Stated goal:
Write down each entry again, exactly as it reads.
* * * *
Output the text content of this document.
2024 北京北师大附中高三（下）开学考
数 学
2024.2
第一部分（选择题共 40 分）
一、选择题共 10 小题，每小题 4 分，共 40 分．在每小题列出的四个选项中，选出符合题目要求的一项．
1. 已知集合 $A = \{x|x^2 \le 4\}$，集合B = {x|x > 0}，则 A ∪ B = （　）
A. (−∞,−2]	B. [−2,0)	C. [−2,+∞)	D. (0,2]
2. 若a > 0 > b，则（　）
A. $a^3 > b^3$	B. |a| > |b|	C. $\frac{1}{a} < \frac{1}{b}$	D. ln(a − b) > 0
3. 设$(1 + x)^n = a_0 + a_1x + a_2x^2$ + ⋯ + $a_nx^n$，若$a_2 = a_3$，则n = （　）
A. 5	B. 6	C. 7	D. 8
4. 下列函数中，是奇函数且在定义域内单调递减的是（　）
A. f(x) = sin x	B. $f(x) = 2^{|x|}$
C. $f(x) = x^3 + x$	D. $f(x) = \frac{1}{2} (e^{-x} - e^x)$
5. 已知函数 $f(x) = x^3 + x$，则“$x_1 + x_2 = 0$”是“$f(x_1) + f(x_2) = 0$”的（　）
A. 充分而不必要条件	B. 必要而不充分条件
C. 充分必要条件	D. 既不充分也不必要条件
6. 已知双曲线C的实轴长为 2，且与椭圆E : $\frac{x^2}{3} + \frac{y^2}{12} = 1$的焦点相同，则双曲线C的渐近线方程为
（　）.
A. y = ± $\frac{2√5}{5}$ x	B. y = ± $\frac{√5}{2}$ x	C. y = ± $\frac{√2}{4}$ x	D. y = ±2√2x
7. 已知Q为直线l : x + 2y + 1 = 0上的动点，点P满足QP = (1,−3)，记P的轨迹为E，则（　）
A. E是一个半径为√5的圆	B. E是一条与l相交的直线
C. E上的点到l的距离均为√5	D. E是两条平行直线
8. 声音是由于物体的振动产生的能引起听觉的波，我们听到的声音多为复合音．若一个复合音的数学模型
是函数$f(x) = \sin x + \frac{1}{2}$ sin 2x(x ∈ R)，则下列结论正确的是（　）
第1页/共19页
* * * *
Output for this task:
Output the text content of this document.
2024 北京北师大附中高三（下）开学考
数 学
2024.2
第一部分（选择题共 40 分）
一、选择题共 10 小题，每小题 4 分，共 40 分．在每小题列出的四个选项中，选出符合题目要求的一项．
1. 已知集合 $A = \{x|x^2 \le 4\}$，集合B = {x|x > 0}，则 A ∪ B = （　）
A. (−∞,−2]	B. [−2,0)	C. [−2,+∞)	D. (0,2]
2. 若a > 0 > b，则（　）
A. $a^3 > b^3$	B. |a| > |b|	C. $\frac{1}{a} < \frac{1}{b}$	D. ln(a − b) > 0
3. 设$(1 + x)^n = a_0 + a_1x + a_2x^2$ + ⋯ + $a_nx^n$，若$a_2 = a_3$，则n = （　）
A. 5	B. 6	C. 7	D. 8
4. 下列函数中，是奇函数且在定义域内单调递减的是（　）
A. f(x) = sin x	B. $f(x) = 2^{|x|}$
C. $f(x) = x^3 + x$	D. $f(x) = \frac{1}{2} (e^{-x} - e^x)$
5. 已知函数 $f(x) = x^3 + x$，则“$x_1 + x_2 = 0$”是“$f(x_1) + f(x_2) = 0$”的（　）
A. 充分而不必要条件	B. 必要而不充分条件
C. 充分必要条件	D. 既不充分也不必要条件
6. 已知双曲线C的实轴长为 2，且与椭圆E : $\frac{x^2}{3} + \frac{y^2}{12} = 1$的焦点相同，则双曲线C的渐近线方程为
（　）.
A. y = ± $\frac{2√5}{5}$ x	B. y = ± $\frac{√5}{2}$ x	C. y = ± $\frac{√2}{4}$ x	D. y = ±2√2x
7. 已知Q为直线l : x + 2y + 1 = 0上的动点，点P满足QP = (1,−3)，记P的轨迹为E，则（　）
A. E是一个半径为√5的圆	B. E是一条与l相交的直线
C. E上的点到l的距离均为√5	D. E是两条平行直线
8. 声音是由于物体的振动产生的能引起听觉的波，我们听到的声音多为复合音．若一个复合音的数学模型
是函数$f(x) = \sin x + \frac{1}{2}$ sin 2x(x ∈ R)，则下列结论正确的是（　）
第1页/共19页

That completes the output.